↓

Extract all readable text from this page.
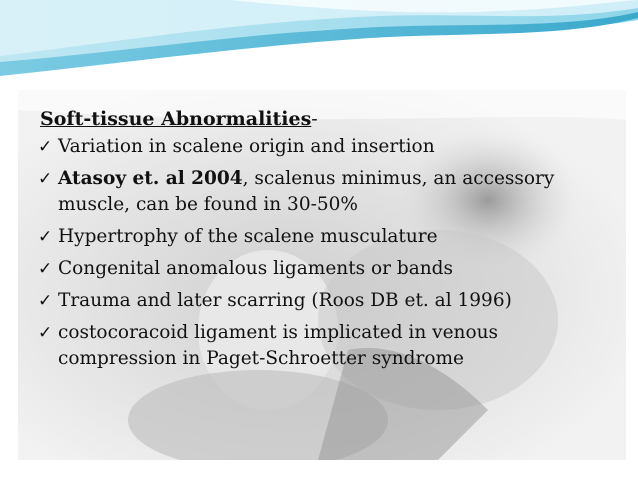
Soft-tissue Abnormalities-
✓ Variation in scalene origin and insertion
✓ Atasoy et. al 2004, scalenus minimus, an accessory muscle, can be found in 30-50%
✓ Hypertrophy of the scalene musculature
✓ Congenital anomalous ligaments or bands
✓ Trauma and later scarring (Roos DB et. al 1996)
✓ costocoracoid ligament is implicated in venous compression in Paget-Schroetter syndrome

↑

**STATED TASK:** A faithful copy of the records above is needed, with the pictures left out.

**EXERCISE RESULT:**
Extract all readable text from this page.
Soft-tissue Abnormalities-
✓ Variation in scalene origin and insertion
✓ Atasoy et. al 2004, scalenus minimus, an accessory muscle, can be found in 30-50%
✓ Hypertrophy of the scalene musculature
✓ Congenital anomalous ligaments or bands
✓ Trauma and later scarring (Roos DB et. al 1996)
✓ costocoracoid ligament is implicated in venous compression in Paget-Schroetter syndrome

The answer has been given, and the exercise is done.